-------- PROVIDED INFORMATION --------
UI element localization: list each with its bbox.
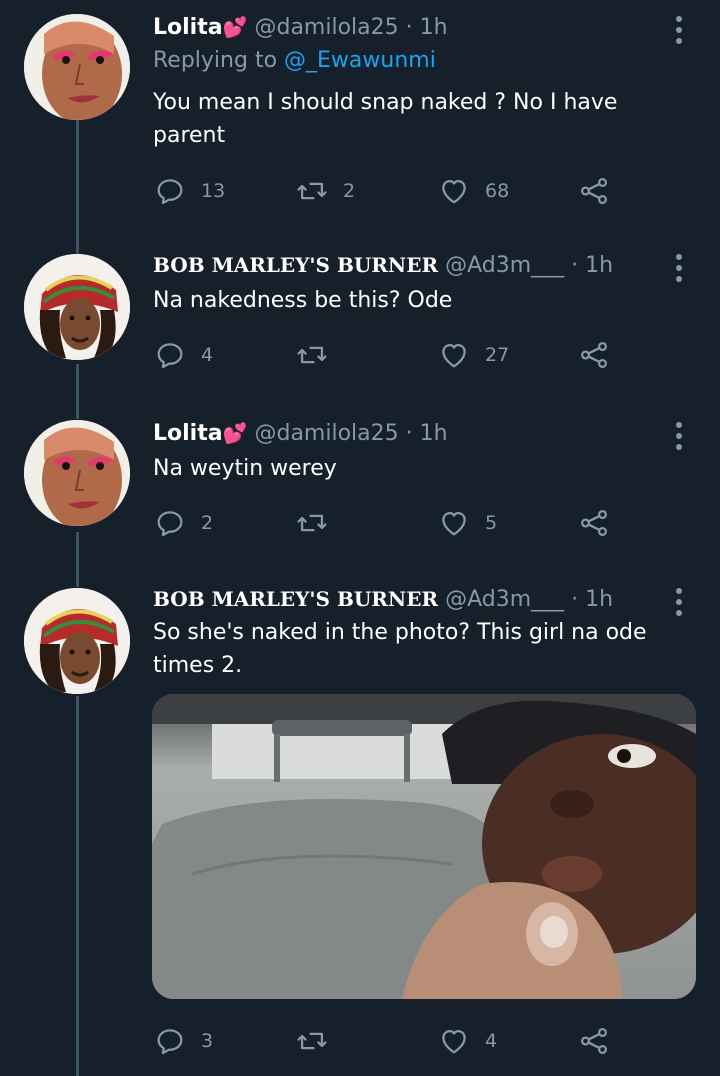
separator-dot: · — [405, 421, 413, 446]
thread-line — [76, 120, 79, 255]
user-handle[interactable]: @damilola25 — [254, 421, 398, 446]
like-button[interactable]: 5 — [437, 505, 497, 541]
avatar-lolita[interactable] — [24, 420, 130, 526]
share-button[interactable] — [577, 505, 611, 541]
user-handle[interactable]: @damilola25 — [254, 15, 398, 40]
separator-dot: · — [571, 253, 579, 278]
retweet-button[interactable]: 2 — [295, 173, 355, 209]
share-icon — [580, 341, 608, 369]
retweet-icon — [297, 514, 327, 532]
retweet-icon — [297, 346, 327, 364]
separator-dot: · — [571, 587, 579, 612]
reply-button[interactable]: 2 — [153, 505, 213, 541]
separator-dot: · — [405, 15, 413, 40]
reply-button[interactable]: 4 — [153, 337, 213, 373]
timestamp[interactable]: 1h — [420, 15, 448, 40]
mention-link[interactable]: @_Ewawunmi — [284, 48, 436, 73]
tweet-text: Na nakedness be this? Ode — [153, 288, 453, 313]
replying-label: Replying to — [153, 48, 278, 73]
like-count: 27 — [485, 344, 510, 366]
share-button[interactable] — [577, 1023, 611, 1059]
tweet-header: BOB MARLEY'S BURNER @Ad3m___ · 1h — [153, 250, 613, 281]
like-count: 5 — [485, 512, 498, 534]
avatar-bob-marleys-burner[interactable] — [24, 588, 130, 694]
retweet-button[interactable] — [295, 1023, 343, 1059]
reply-icon — [157, 343, 183, 369]
tweet-header: BOB MARLEY'S BURNER @Ad3m___ · 1h — [153, 584, 613, 615]
like-button[interactable]: 68 — [437, 173, 509, 209]
more-vertical-icon[interactable] — [671, 422, 687, 450]
user-handle[interactable]: @Ad3m___ — [445, 253, 564, 278]
tweet-actions: 2 5 — [153, 505, 623, 541]
thread-line — [76, 364, 79, 419]
heart-icon — [442, 343, 466, 368]
tweet-media-photo[interactable] — [152, 694, 696, 999]
share-icon — [580, 177, 608, 205]
heart-icon — [442, 1029, 466, 1054]
tweet-text: You mean I should snap naked ? No I have… — [153, 90, 618, 148]
reply-count: 4 — [201, 344, 214, 366]
like-count: 68 — [485, 180, 510, 202]
reply-button[interactable]: 3 — [153, 1023, 213, 1059]
tweet-text: Na weytin werey — [153, 456, 337, 481]
heart-emoji: 💕 — [222, 421, 248, 445]
reply-count: 13 — [201, 180, 226, 202]
retweet-icon — [297, 182, 327, 200]
timestamp[interactable]: 1h — [585, 587, 613, 612]
share-button[interactable] — [577, 173, 611, 209]
heart-icon — [442, 511, 466, 536]
reply-count: 2 — [201, 512, 214, 534]
heart-emoji: 💕 — [222, 15, 248, 39]
reply-icon — [157, 179, 183, 205]
tweet-actions: 3 4 — [153, 1023, 623, 1059]
retweet-count: 2 — [343, 180, 356, 202]
retweet-button[interactable] — [295, 505, 343, 541]
reply-count: 3 — [201, 1030, 214, 1052]
display-name[interactable]: Lolita — [153, 15, 223, 40]
reply-button[interactable]: 13 — [153, 173, 225, 209]
thread-line — [76, 532, 79, 587]
more-vertical-icon[interactable] — [671, 254, 687, 282]
like-button[interactable]: 27 — [437, 337, 509, 373]
display-name[interactable]: BOB MARLEY'S BURNER — [153, 587, 438, 611]
reply-icon — [157, 511, 183, 537]
retweet-button[interactable] — [295, 337, 343, 373]
avatar-bob-marleys-burner[interactable] — [24, 254, 130, 360]
reply-icon — [157, 1029, 183, 1055]
tweet-header: Lolita💕 @damilola25 · 1h — [153, 12, 448, 43]
avatar-lolita[interactable] — [24, 14, 130, 120]
thread-line — [76, 696, 79, 1076]
retweet-icon — [297, 1032, 327, 1050]
share-icon — [580, 509, 608, 537]
tweet-actions: 13 2 68 — [153, 173, 623, 209]
more-vertical-icon[interactable] — [671, 16, 687, 44]
user-handle[interactable]: @Ad3m___ — [445, 587, 564, 612]
more-vertical-icon[interactable] — [671, 588, 687, 616]
like-count: 4 — [485, 1030, 498, 1052]
timestamp[interactable]: 1h — [420, 421, 448, 446]
timestamp[interactable]: 1h — [585, 253, 613, 278]
heart-icon — [442, 179, 466, 204]
tweet-actions: 4 27 — [153, 337, 623, 373]
like-button[interactable]: 4 — [437, 1023, 497, 1059]
replying-to: Replying to @_Ewawunmi — [153, 48, 436, 73]
tweet-text: So she's naked in the photo? This girl n… — [153, 620, 647, 678]
display-name[interactable]: Lolita — [153, 421, 223, 446]
share-icon — [580, 1027, 608, 1055]
tweet-header: Lolita💕 @damilola25 · 1h — [153, 418, 448, 449]
display-name[interactable]: BOB MARLEY'S BURNER — [153, 253, 438, 277]
share-button[interactable] — [577, 337, 611, 373]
--------
WORK INSTRUCTIONS
Put the entries from the line with "separator-dot: · — [405, 421, 413, 446]" up to and including the line with "reply-button[interactable]: 2 —" into a JSON list of strings, one string per line, leaving out blank lines.

OUTPUT OF THE EXERCISE
[
  "separator-dot: · — [405, 421, 413, 446]",
  "thread-line — [76, 120, 79, 255]",
  "user-handle[interactable]: @damilola25 — [254, 421, 398, 446]",
  "like-button[interactable]: 5 — [437, 505, 497, 541]",
  "avatar-lolita[interactable] — [24, 420, 130, 526]",
  "share-button[interactable] — [577, 505, 611, 541]",
  "user-handle[interactable]: @damilola25 — [254, 15, 398, 40]",
  "separator-dot: · — [571, 253, 579, 278]",
  "retweet-button[interactable]: 2 — [295, 173, 355, 209]",
  "share-icon — [580, 341, 608, 369]",
  "retweet-icon — [297, 514, 327, 532]",
  "retweet-icon — [297, 346, 327, 364]",
  "separator-dot: · — [571, 587, 579, 612]",
  "reply-button[interactable]: 2 — [153, 505, 213, 541]"
]